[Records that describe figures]
· · · · · · ·

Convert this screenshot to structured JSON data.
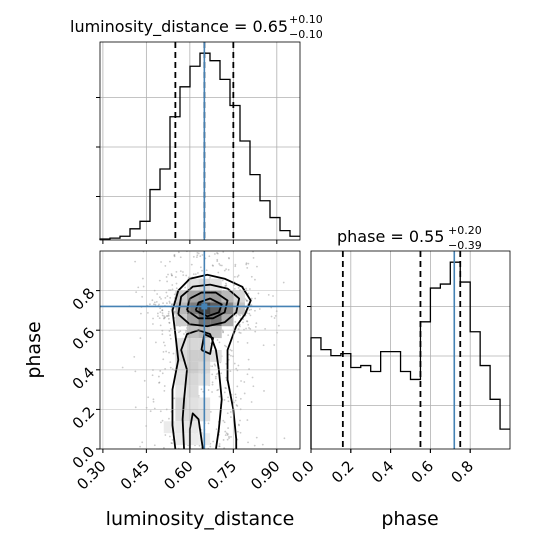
{
  "chart_data": {
    "type": "corner",
    "parameters": [
      {
        "name": "luminosity_distance",
        "title_prefix": "luminosity_distance = 0.65",
        "err_plus": "+0.10",
        "err_minus": "−0.10",
        "truth": 0.65,
        "median": 0.65,
        "quantiles": [
          0.55,
          0.65,
          0.75
        ],
        "range": [
          0.29,
          0.98
        ],
        "ticks": [
          0.3,
          0.45,
          0.6,
          0.75,
          0.9
        ],
        "tick_labels": [
          "0.30",
          "0.45",
          "0.60",
          "0.75",
          "0.90"
        ],
        "hist_bin_edges": [
          0.29,
          0.3245,
          0.359,
          0.3935,
          0.428,
          0.4625,
          0.497,
          0.5315,
          0.566,
          0.6005,
          0.635,
          0.6695,
          0.704,
          0.7385,
          0.773,
          0.8075,
          0.842,
          0.8765,
          0.911,
          0.9455,
          0.98
        ],
        "hist_counts": [
          0.5,
          1,
          2,
          6,
          10,
          27,
          38,
          66,
          82,
          93,
          100,
          96,
          86,
          72,
          53,
          35,
          21,
          12,
          5,
          2
        ]
      },
      {
        "name": "phase",
        "title_prefix": "phase = 0.55",
        "err_plus": "+0.20",
        "err_minus": "−0.39",
        "truth": 0.72,
        "median": 0.55,
        "quantiles": [
          0.16,
          0.55,
          0.75
        ],
        "range": [
          0.0,
          1.0
        ],
        "ticks": [
          0.0,
          0.2,
          0.4,
          0.6,
          0.8
        ],
        "tick_labels": [
          "0.0",
          "0.2",
          "0.4",
          "0.6",
          "0.8"
        ],
        "hist_bin_edges": [
          0.0,
          0.05,
          0.1,
          0.15,
          0.2,
          0.25,
          0.3,
          0.35,
          0.4,
          0.45,
          0.5,
          0.55,
          0.6,
          0.65,
          0.7,
          0.75,
          0.8,
          0.85,
          0.9,
          0.95,
          1.0
        ],
        "hist_counts": [
          56,
          50,
          47,
          48,
          41,
          42,
          39,
          49,
          49,
          39,
          35,
          64,
          81,
          83,
          94,
          84,
          59,
          42,
          25,
          10
        ]
      }
    ],
    "joint": {
      "x": "luminosity_distance",
      "y": "phase",
      "cells": [
        {
          "x": 0.67,
          "y": 0.71,
          "d": 1.0
        },
        {
          "x": 0.65,
          "y": 0.71,
          "d": 0.95
        },
        {
          "x": 0.69,
          "y": 0.71,
          "d": 0.8
        },
        {
          "x": 0.65,
          "y": 0.65,
          "d": 0.7
        },
        {
          "x": 0.69,
          "y": 0.65,
          "d": 0.7
        },
        {
          "x": 0.61,
          "y": 0.71,
          "d": 0.65
        },
        {
          "x": 0.73,
          "y": 0.71,
          "d": 0.6
        },
        {
          "x": 0.61,
          "y": 0.77,
          "d": 0.45
        },
        {
          "x": 0.69,
          "y": 0.77,
          "d": 0.5
        },
        {
          "x": 0.65,
          "y": 0.77,
          "d": 0.5
        },
        {
          "x": 0.73,
          "y": 0.77,
          "d": 0.35
        },
        {
          "x": 0.57,
          "y": 0.71,
          "d": 0.35
        },
        {
          "x": 0.61,
          "y": 0.65,
          "d": 0.45
        },
        {
          "x": 0.73,
          "y": 0.65,
          "d": 0.4
        },
        {
          "x": 0.57,
          "y": 0.65,
          "d": 0.25
        },
        {
          "x": 0.77,
          "y": 0.71,
          "d": 0.3
        },
        {
          "x": 0.57,
          "y": 0.77,
          "d": 0.25
        },
        {
          "x": 0.77,
          "y": 0.77,
          "d": 0.2
        },
        {
          "x": 0.65,
          "y": 0.83,
          "d": 0.2
        },
        {
          "x": 0.61,
          "y": 0.83,
          "d": 0.15
        },
        {
          "x": 0.69,
          "y": 0.83,
          "d": 0.15
        },
        {
          "x": 0.61,
          "y": 0.59,
          "d": 0.3
        },
        {
          "x": 0.65,
          "y": 0.59,
          "d": 0.35
        },
        {
          "x": 0.69,
          "y": 0.59,
          "d": 0.3
        },
        {
          "x": 0.57,
          "y": 0.53,
          "d": 0.15
        },
        {
          "x": 0.61,
          "y": 0.53,
          "d": 0.2
        },
        {
          "x": 0.65,
          "y": 0.53,
          "d": 0.2
        },
        {
          "x": 0.61,
          "y": 0.47,
          "d": 0.25
        },
        {
          "x": 0.57,
          "y": 0.47,
          "d": 0.2
        },
        {
          "x": 0.65,
          "y": 0.47,
          "d": 0.25
        },
        {
          "x": 0.69,
          "y": 0.47,
          "d": 0.15
        },
        {
          "x": 0.61,
          "y": 0.41,
          "d": 0.25
        },
        {
          "x": 0.65,
          "y": 0.41,
          "d": 0.2
        },
        {
          "x": 0.57,
          "y": 0.41,
          "d": 0.15
        },
        {
          "x": 0.61,
          "y": 0.35,
          "d": 0.2
        },
        {
          "x": 0.65,
          "y": 0.35,
          "d": 0.15
        },
        {
          "x": 0.57,
          "y": 0.35,
          "d": 0.15
        },
        {
          "x": 0.61,
          "y": 0.29,
          "d": 0.18
        },
        {
          "x": 0.57,
          "y": 0.29,
          "d": 0.12
        },
        {
          "x": 0.57,
          "y": 0.23,
          "d": 0.2
        },
        {
          "x": 0.61,
          "y": 0.23,
          "d": 0.15
        },
        {
          "x": 0.65,
          "y": 0.23,
          "d": 0.12
        },
        {
          "x": 0.57,
          "y": 0.17,
          "d": 0.18
        },
        {
          "x": 0.61,
          "y": 0.17,
          "d": 0.18
        },
        {
          "x": 0.65,
          "y": 0.17,
          "d": 0.15
        },
        {
          "x": 0.57,
          "y": 0.11,
          "d": 0.12
        },
        {
          "x": 0.61,
          "y": 0.11,
          "d": 0.12
        },
        {
          "x": 0.53,
          "y": 0.11,
          "d": 0.1
        },
        {
          "x": 0.57,
          "y": 0.05,
          "d": 0.1
        },
        {
          "x": 0.61,
          "y": 0.05,
          "d": 0.1
        },
        {
          "x": 0.65,
          "y": 0.05,
          "d": 0.08
        }
      ],
      "contours": [
        [
          [
            0.55,
            0.0
          ],
          [
            0.54,
            0.12
          ],
          [
            0.54,
            0.3
          ],
          [
            0.56,
            0.45
          ],
          [
            0.55,
            0.58
          ],
          [
            0.54,
            0.7
          ],
          [
            0.56,
            0.8
          ],
          [
            0.6,
            0.86
          ],
          [
            0.66,
            0.88
          ],
          [
            0.72,
            0.86
          ],
          [
            0.78,
            0.82
          ],
          [
            0.81,
            0.75
          ],
          [
            0.79,
            0.68
          ],
          [
            0.76,
            0.62
          ],
          [
            0.73,
            0.5
          ],
          [
            0.73,
            0.35
          ],
          [
            0.75,
            0.2
          ],
          [
            0.76,
            0.05
          ],
          [
            0.76,
            0.0
          ]
        ],
        [
          [
            0.56,
            0.68
          ],
          [
            0.57,
            0.77
          ],
          [
            0.61,
            0.82
          ],
          [
            0.67,
            0.83
          ],
          [
            0.73,
            0.81
          ],
          [
            0.77,
            0.76
          ],
          [
            0.76,
            0.69
          ],
          [
            0.72,
            0.64
          ],
          [
            0.66,
            0.62
          ],
          [
            0.6,
            0.63
          ],
          [
            0.56,
            0.68
          ]
        ],
        [
          [
            0.59,
            0.7
          ],
          [
            0.6,
            0.76
          ],
          [
            0.64,
            0.79
          ],
          [
            0.69,
            0.79
          ],
          [
            0.73,
            0.75
          ],
          [
            0.72,
            0.69
          ],
          [
            0.68,
            0.66
          ],
          [
            0.63,
            0.66
          ],
          [
            0.59,
            0.7
          ]
        ],
        [
          [
            0.62,
            0.7
          ],
          [
            0.63,
            0.74
          ],
          [
            0.67,
            0.76
          ],
          [
            0.71,
            0.73
          ],
          [
            0.7,
            0.69
          ],
          [
            0.66,
            0.67
          ],
          [
            0.62,
            0.7
          ]
        ],
        [
          [
            0.58,
            0.0
          ],
          [
            0.575,
            0.15
          ],
          [
            0.58,
            0.25
          ],
          [
            0.59,
            0.4
          ],
          [
            0.57,
            0.5
          ],
          [
            0.59,
            0.58
          ],
          [
            0.63,
            0.6
          ],
          [
            0.67,
            0.58
          ],
          [
            0.69,
            0.5
          ],
          [
            0.7,
            0.4
          ],
          [
            0.71,
            0.25
          ],
          [
            0.7,
            0.1
          ],
          [
            0.69,
            0.0
          ]
        ],
        [
          [
            0.6,
            0.0
          ],
          [
            0.6,
            0.1
          ],
          [
            0.61,
            0.18
          ],
          [
            0.63,
            0.15
          ],
          [
            0.64,
            0.05
          ],
          [
            0.645,
            0.0
          ]
        ],
        [
          [
            0.64,
            0.5
          ],
          [
            0.65,
            0.58
          ],
          [
            0.68,
            0.56
          ],
          [
            0.67,
            0.48
          ],
          [
            0.64,
            0.5
          ]
        ]
      ],
      "truth_point": {
        "x": 0.65,
        "y": 0.72
      }
    },
    "xlabels": [
      "luminosity_distance",
      "phase"
    ],
    "ylabels": [
      "phase"
    ],
    "truth_color": "#4682b4",
    "grid": true
  }
}
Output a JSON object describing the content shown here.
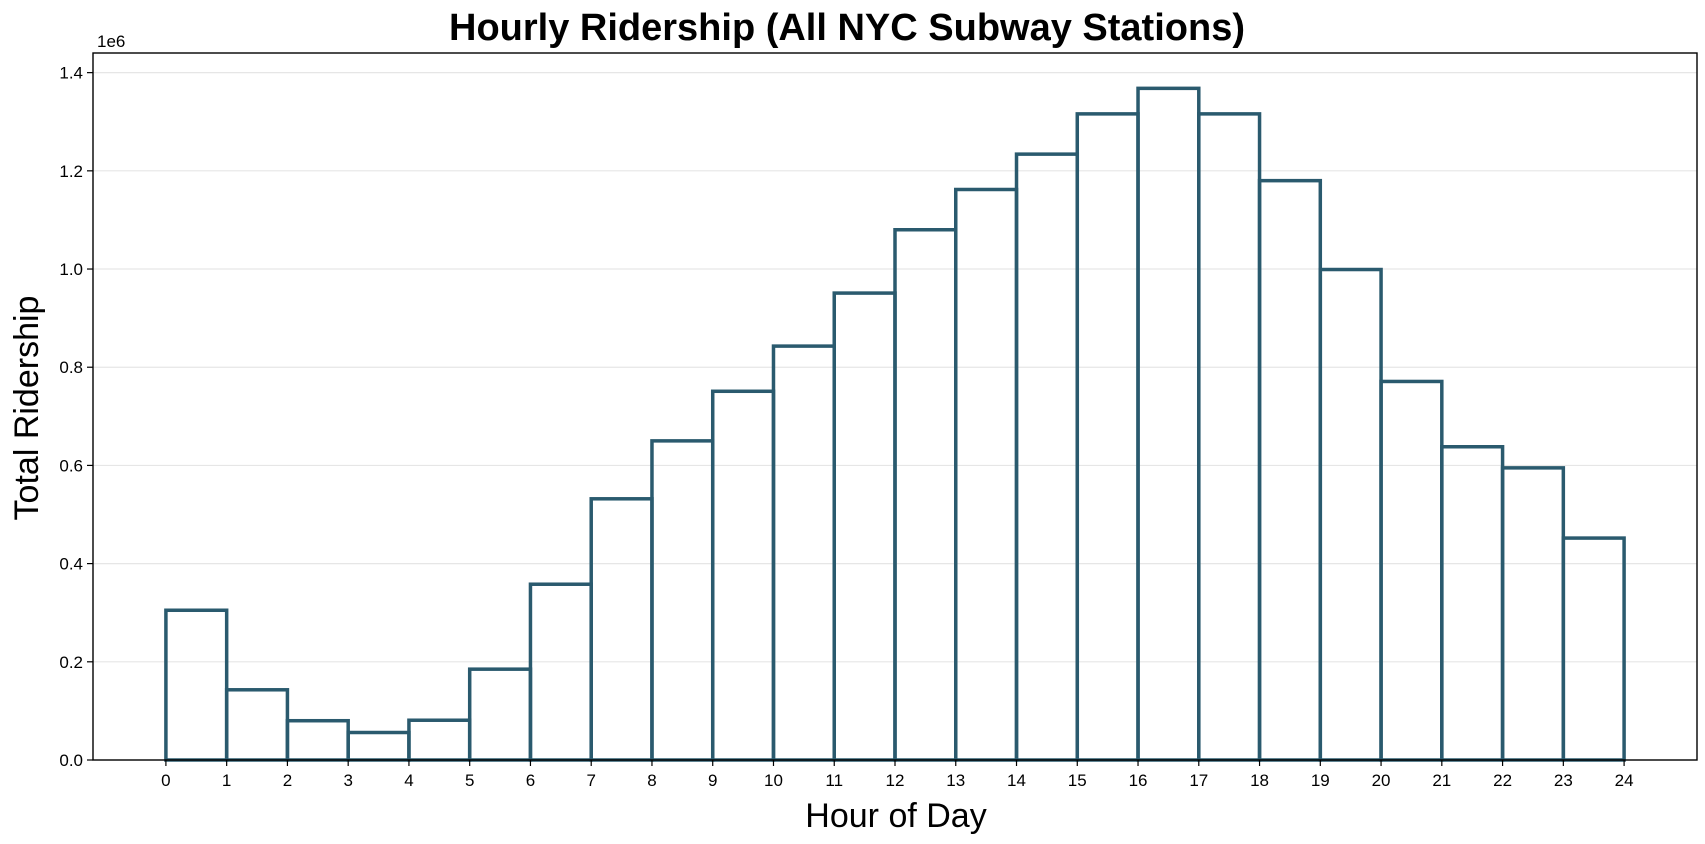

· · · · · · ·

- _Short task_: Wherever the word "phase" occurs in a line of the listing, copy that line.

- _The output_:
        "name": "phase",
        "title_prefix": "phase = 0.55",
      "y": "phase",
      "phase"
      "phase"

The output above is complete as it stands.